▶ CHALLENGE: Please report every line from the material that contains the word "ylabel".

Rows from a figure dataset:
** Begin **
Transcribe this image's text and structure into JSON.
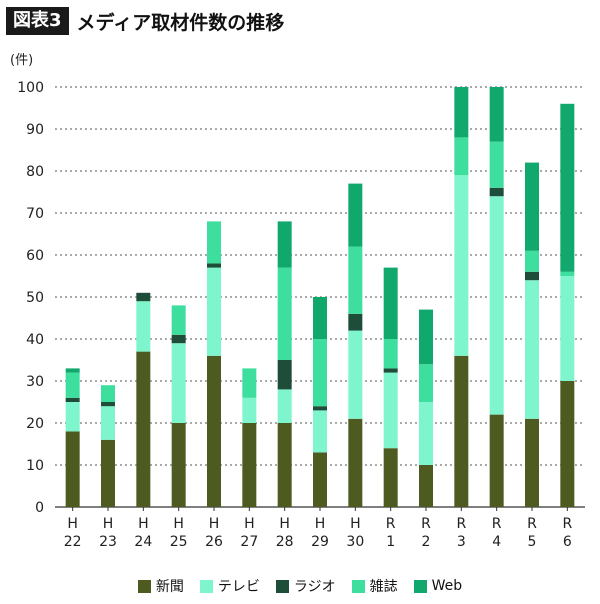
{
  "header": {
    "badge": "図表3",
    "title": "メディア取材件数の推移"
  },
  "colors": {
    "新聞": "#4d5a20",
    "テレビ": "#7ef5cc",
    "ラジオ": "#1e4d3a",
    "雑誌": "#3dde9e",
    "Web": "#10a86c"
  },
  "chart_data": {
    "type": "bar",
    "stacked": true,
    "title": "メディア取材件数の推移",
    "ylabel": "(件)",
    "xlabel": "",
    "ylim": [
      0,
      100
    ],
    "yticks": [
      0,
      10,
      20,
      30,
      40,
      50,
      60,
      70,
      80,
      90,
      100
    ],
    "grid": true,
    "categories": [
      [
        "H",
        "22"
      ],
      [
        "H",
        "23"
      ],
      [
        "H",
        "24"
      ],
      [
        "H",
        "25"
      ],
      [
        "H",
        "26"
      ],
      [
        "H",
        "27"
      ],
      [
        "H",
        "28"
      ],
      [
        "H",
        "29"
      ],
      [
        "H",
        "30"
      ],
      [
        "R",
        "1"
      ],
      [
        "R",
        "2"
      ],
      [
        "R",
        "3"
      ],
      [
        "R",
        "4"
      ],
      [
        "R",
        "5"
      ],
      [
        "R",
        "6"
      ]
    ],
    "series": [
      {
        "name": "新聞",
        "values": [
          18,
          16,
          37,
          20,
          36,
          20,
          20,
          13,
          21,
          14,
          10,
          36,
          22,
          21,
          30
        ]
      },
      {
        "name": "テレビ",
        "values": [
          7,
          8,
          12,
          19,
          21,
          6,
          8,
          10,
          21,
          18,
          15,
          43,
          52,
          33,
          25
        ]
      },
      {
        "name": "ラジオ",
        "values": [
          1,
          1,
          2,
          2,
          1,
          0,
          7,
          1,
          4,
          1,
          0,
          0,
          2,
          2,
          0
        ]
      },
      {
        "name": "雑誌",
        "values": [
          6,
          4,
          0,
          7,
          10,
          7,
          22,
          16,
          16,
          7,
          9,
          9,
          11,
          5,
          1
        ]
      },
      {
        "name": "Web",
        "values": [
          1,
          0,
          0,
          0,
          0,
          0,
          11,
          10,
          15,
          17,
          13,
          12,
          13,
          21,
          40
        ]
      }
    ],
    "legend_position": "bottom"
  }
}
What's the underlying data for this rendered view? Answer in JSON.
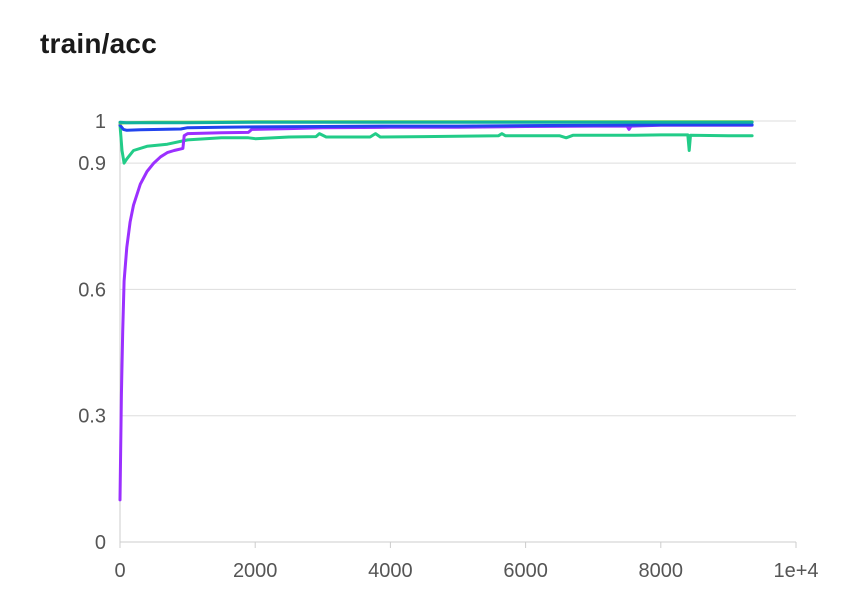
{
  "title": "train/acc",
  "chart_data": {
    "type": "line",
    "title": "train/acc",
    "xlabel": "",
    "ylabel": "",
    "x_scale_label": "1e+4",
    "xlim": [
      0,
      10000
    ],
    "ylim": [
      0,
      1
    ],
    "x_ticks": [
      0,
      2000,
      4000,
      6000,
      8000
    ],
    "x_tick_labels": [
      "0",
      "2000",
      "4000",
      "6000",
      "8000"
    ],
    "y_ticks": [
      0,
      0.3,
      0.6,
      0.9,
      1
    ],
    "y_tick_labels": [
      "0",
      "0.3",
      "0.6",
      "0.9",
      "1"
    ],
    "grid": true,
    "legend": "none",
    "series": [
      {
        "color": "#22cc88",
        "points": [
          [
            0,
            0.99
          ],
          [
            30,
            0.93
          ],
          [
            60,
            0.9
          ],
          [
            100,
            0.91
          ],
          [
            200,
            0.93
          ],
          [
            400,
            0.94
          ],
          [
            700,
            0.945
          ],
          [
            1000,
            0.955
          ],
          [
            1500,
            0.96
          ],
          [
            1900,
            0.96
          ],
          [
            2000,
            0.958
          ],
          [
            2500,
            0.962
          ],
          [
            2900,
            0.963
          ],
          [
            2950,
            0.97
          ],
          [
            3050,
            0.962
          ],
          [
            3700,
            0.962
          ],
          [
            3780,
            0.97
          ],
          [
            3850,
            0.962
          ],
          [
            4500,
            0.963
          ],
          [
            5600,
            0.965
          ],
          [
            5650,
            0.97
          ],
          [
            5700,
            0.965
          ],
          [
            6500,
            0.965
          ],
          [
            6600,
            0.96
          ],
          [
            6700,
            0.966
          ],
          [
            7500,
            0.966
          ],
          [
            8000,
            0.967
          ],
          [
            8400,
            0.967
          ],
          [
            8420,
            0.93
          ],
          [
            8440,
            0.966
          ],
          [
            9000,
            0.965
          ],
          [
            9350,
            0.965
          ]
        ]
      },
      {
        "color": "#9b30ff",
        "points": [
          [
            0,
            0.1
          ],
          [
            20,
            0.35
          ],
          [
            40,
            0.5
          ],
          [
            60,
            0.62
          ],
          [
            100,
            0.7
          ],
          [
            150,
            0.76
          ],
          [
            200,
            0.8
          ],
          [
            300,
            0.85
          ],
          [
            400,
            0.88
          ],
          [
            500,
            0.9
          ],
          [
            600,
            0.915
          ],
          [
            700,
            0.925
          ],
          [
            800,
            0.93
          ],
          [
            930,
            0.935
          ],
          [
            950,
            0.965
          ],
          [
            1000,
            0.97
          ],
          [
            1500,
            0.972
          ],
          [
            1900,
            0.973
          ],
          [
            1950,
            0.98
          ],
          [
            2500,
            0.982
          ],
          [
            3000,
            0.984
          ],
          [
            4000,
            0.985
          ],
          [
            5000,
            0.985
          ],
          [
            6000,
            0.987
          ],
          [
            7000,
            0.988
          ],
          [
            7500,
            0.988
          ],
          [
            7530,
            0.98
          ],
          [
            7560,
            0.988
          ],
          [
            8000,
            0.99
          ],
          [
            9350,
            0.99
          ]
        ]
      },
      {
        "color": "#2244ee",
        "points": [
          [
            0,
            0.99
          ],
          [
            50,
            0.98
          ],
          [
            100,
            0.978
          ],
          [
            300,
            0.979
          ],
          [
            600,
            0.98
          ],
          [
            900,
            0.981
          ],
          [
            1000,
            0.984
          ],
          [
            1500,
            0.985
          ],
          [
            2000,
            0.986
          ],
          [
            3000,
            0.987
          ],
          [
            4000,
            0.988
          ],
          [
            5000,
            0.988
          ],
          [
            6000,
            0.989
          ],
          [
            7000,
            0.99
          ],
          [
            8000,
            0.991
          ],
          [
            9350,
            0.991
          ]
        ]
      },
      {
        "color": "#7fd63a",
        "points": [
          [
            0,
            0.995
          ],
          [
            100,
            0.996
          ],
          [
            500,
            0.997
          ],
          [
            1000,
            0.997
          ],
          [
            2000,
            0.998
          ],
          [
            3000,
            0.998
          ],
          [
            4000,
            0.998
          ],
          [
            5000,
            0.998
          ],
          [
            6000,
            0.998
          ],
          [
            7000,
            0.998
          ],
          [
            8000,
            0.998
          ],
          [
            9350,
            0.998
          ]
        ]
      },
      {
        "color": "#10b0a0",
        "points": [
          [
            0,
            0.997
          ],
          [
            100,
            0.996
          ],
          [
            500,
            0.996
          ],
          [
            1000,
            0.996
          ],
          [
            2000,
            0.997
          ],
          [
            3000,
            0.997
          ],
          [
            4000,
            0.997
          ],
          [
            5000,
            0.997
          ],
          [
            6000,
            0.997
          ],
          [
            7000,
            0.997
          ],
          [
            8000,
            0.997
          ],
          [
            9350,
            0.997
          ]
        ]
      }
    ]
  }
}
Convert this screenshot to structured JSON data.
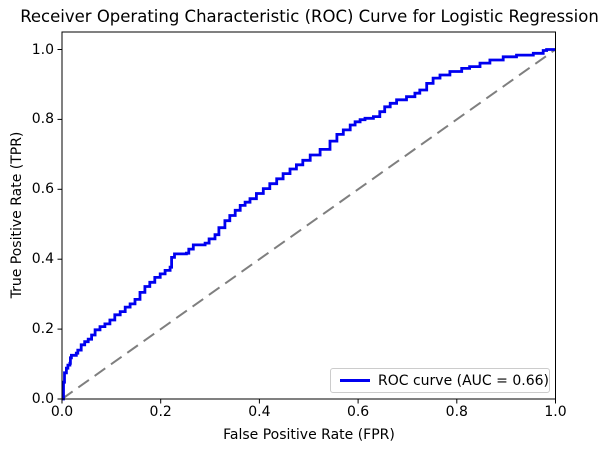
{
  "chart_data": {
    "type": "line",
    "title": "Receiver Operating Characteristic (ROC) Curve for Logistic Regression",
    "xlabel": "False Positive Rate (FPR)",
    "ylabel": "True Positive Rate (TPR)",
    "xlim": [
      0.0,
      1.0
    ],
    "ylim": [
      0.0,
      1.05
    ],
    "xtick_labels": [
      "0.0",
      "0.2",
      "0.4",
      "0.6",
      "0.8",
      "1.0"
    ],
    "ytick_labels": [
      "0.0",
      "0.2",
      "0.4",
      "0.6",
      "0.8",
      "1.0"
    ],
    "grid": false,
    "legend_position": "lower right",
    "auc": 0.66,
    "series": [
      {
        "name": "ROC curve (AUC = 0.66)",
        "style": "step",
        "dash": false,
        "color": "#0000f0",
        "linewidth": 2.8,
        "points": [
          [
            0.0,
            0.0
          ],
          [
            0.003,
            0.01
          ],
          [
            0.003,
            0.048
          ],
          [
            0.005,
            0.06
          ],
          [
            0.005,
            0.075
          ],
          [
            0.009,
            0.088
          ],
          [
            0.012,
            0.097
          ],
          [
            0.016,
            0.102
          ],
          [
            0.017,
            0.118
          ],
          [
            0.019,
            0.125
          ],
          [
            0.029,
            0.131
          ],
          [
            0.032,
            0.14
          ],
          [
            0.039,
            0.155
          ],
          [
            0.046,
            0.164
          ],
          [
            0.053,
            0.171
          ],
          [
            0.06,
            0.183
          ],
          [
            0.067,
            0.198
          ],
          [
            0.077,
            0.207
          ],
          [
            0.087,
            0.215
          ],
          [
            0.097,
            0.226
          ],
          [
            0.107,
            0.241
          ],
          [
            0.118,
            0.25
          ],
          [
            0.128,
            0.263
          ],
          [
            0.138,
            0.272
          ],
          [
            0.148,
            0.285
          ],
          [
            0.158,
            0.305
          ],
          [
            0.168,
            0.322
          ],
          [
            0.178,
            0.334
          ],
          [
            0.188,
            0.348
          ],
          [
            0.199,
            0.358
          ],
          [
            0.209,
            0.368
          ],
          [
            0.219,
            0.377
          ],
          [
            0.222,
            0.405
          ],
          [
            0.228,
            0.415
          ],
          [
            0.252,
            0.417
          ],
          [
            0.257,
            0.429
          ],
          [
            0.266,
            0.441
          ],
          [
            0.29,
            0.446
          ],
          [
            0.298,
            0.458
          ],
          [
            0.31,
            0.47
          ],
          [
            0.318,
            0.49
          ],
          [
            0.33,
            0.51
          ],
          [
            0.34,
            0.525
          ],
          [
            0.351,
            0.54
          ],
          [
            0.361,
            0.554
          ],
          [
            0.371,
            0.563
          ],
          [
            0.381,
            0.573
          ],
          [
            0.394,
            0.588
          ],
          [
            0.408,
            0.602
          ],
          [
            0.421,
            0.616
          ],
          [
            0.435,
            0.63
          ],
          [
            0.448,
            0.645
          ],
          [
            0.462,
            0.658
          ],
          [
            0.475,
            0.67
          ],
          [
            0.488,
            0.683
          ],
          [
            0.503,
            0.698
          ],
          [
            0.523,
            0.714
          ],
          [
            0.543,
            0.738
          ],
          [
            0.557,
            0.757
          ],
          [
            0.57,
            0.77
          ],
          [
            0.584,
            0.784
          ],
          [
            0.594,
            0.793
          ],
          [
            0.604,
            0.799
          ],
          [
            0.614,
            0.803
          ],
          [
            0.631,
            0.808
          ],
          [
            0.644,
            0.822
          ],
          [
            0.654,
            0.836
          ],
          [
            0.665,
            0.846
          ],
          [
            0.678,
            0.856
          ],
          [
            0.698,
            0.865
          ],
          [
            0.715,
            0.875
          ],
          [
            0.725,
            0.884
          ],
          [
            0.739,
            0.903
          ],
          [
            0.752,
            0.918
          ],
          [
            0.766,
            0.927
          ],
          [
            0.786,
            0.937
          ],
          [
            0.81,
            0.946
          ],
          [
            0.826,
            0.951
          ],
          [
            0.847,
            0.961
          ],
          [
            0.867,
            0.97
          ],
          [
            0.894,
            0.979
          ],
          [
            0.921,
            0.984
          ],
          [
            0.955,
            0.989
          ],
          [
            0.975,
            0.997
          ],
          [
            0.982,
            1.0
          ],
          [
            1.0,
            1.0
          ]
        ]
      },
      {
        "name": "chance-diagonal",
        "style": "line",
        "dash": true,
        "color": "#7f7f7f",
        "linewidth": 2,
        "points": [
          [
            0.0,
            0.0
          ],
          [
            1.0,
            1.0
          ]
        ]
      }
    ]
  },
  "legend": {
    "label": "ROC curve (AUC = 0.66)"
  },
  "colors": {
    "roc_curve": "#0000f0",
    "diagonal": "#7f7f7f",
    "axes": "#000000",
    "legend_border": "#cccccc"
  }
}
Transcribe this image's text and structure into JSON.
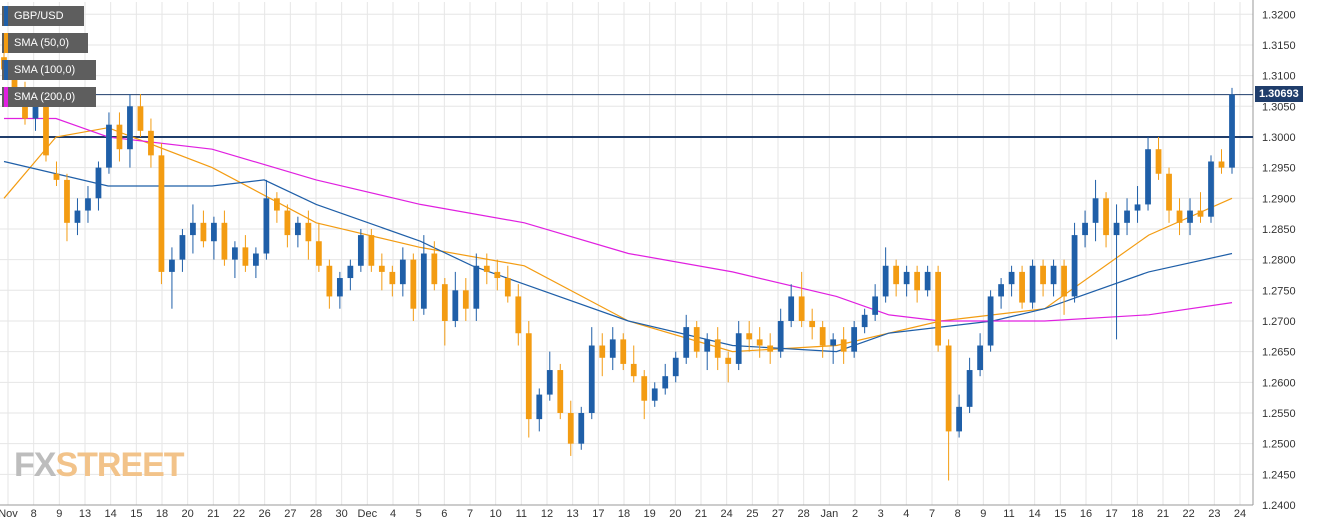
** End **
▶ SOLUTION:
    "ylabel": "(件)",
    "ylabel": "",
    "ylabel": "True Positive Rate (TPR)",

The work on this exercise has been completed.